**ENTRIES**.
>> Begin

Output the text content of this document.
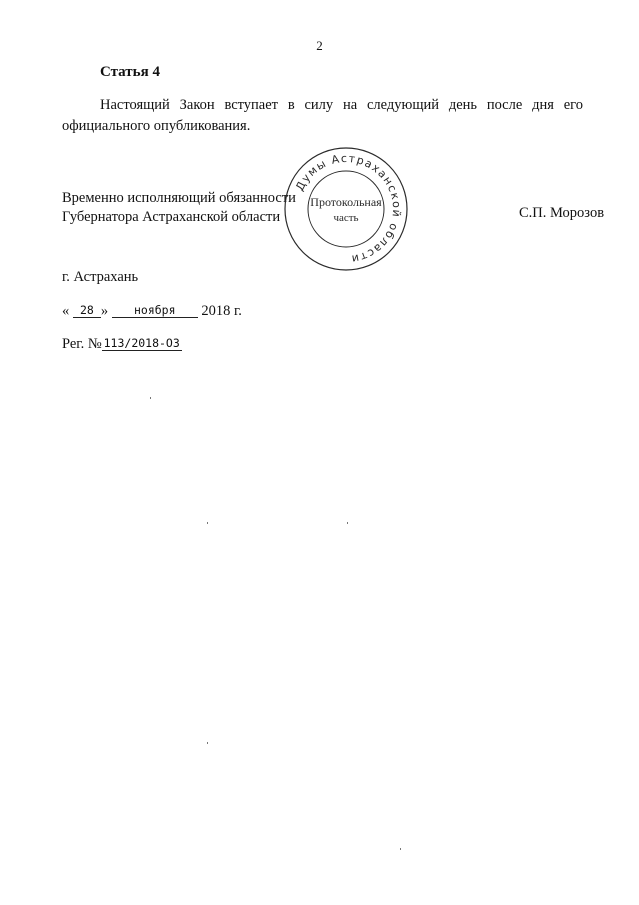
2
Статья 4

Настоящий Закон вступает в силу на следующий день после дня его официального опубликования.

Временно исполняющий обязанности
Губернатора Астраханской области
Думы Астраханской области
Протокольная
часть	С.П. Морозов
г. Астрахань
« 28 » ноября 2018 г.
Рег. № 113/2018-ОЗ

>> End

State only how many lines in the material include "Астраханской".

2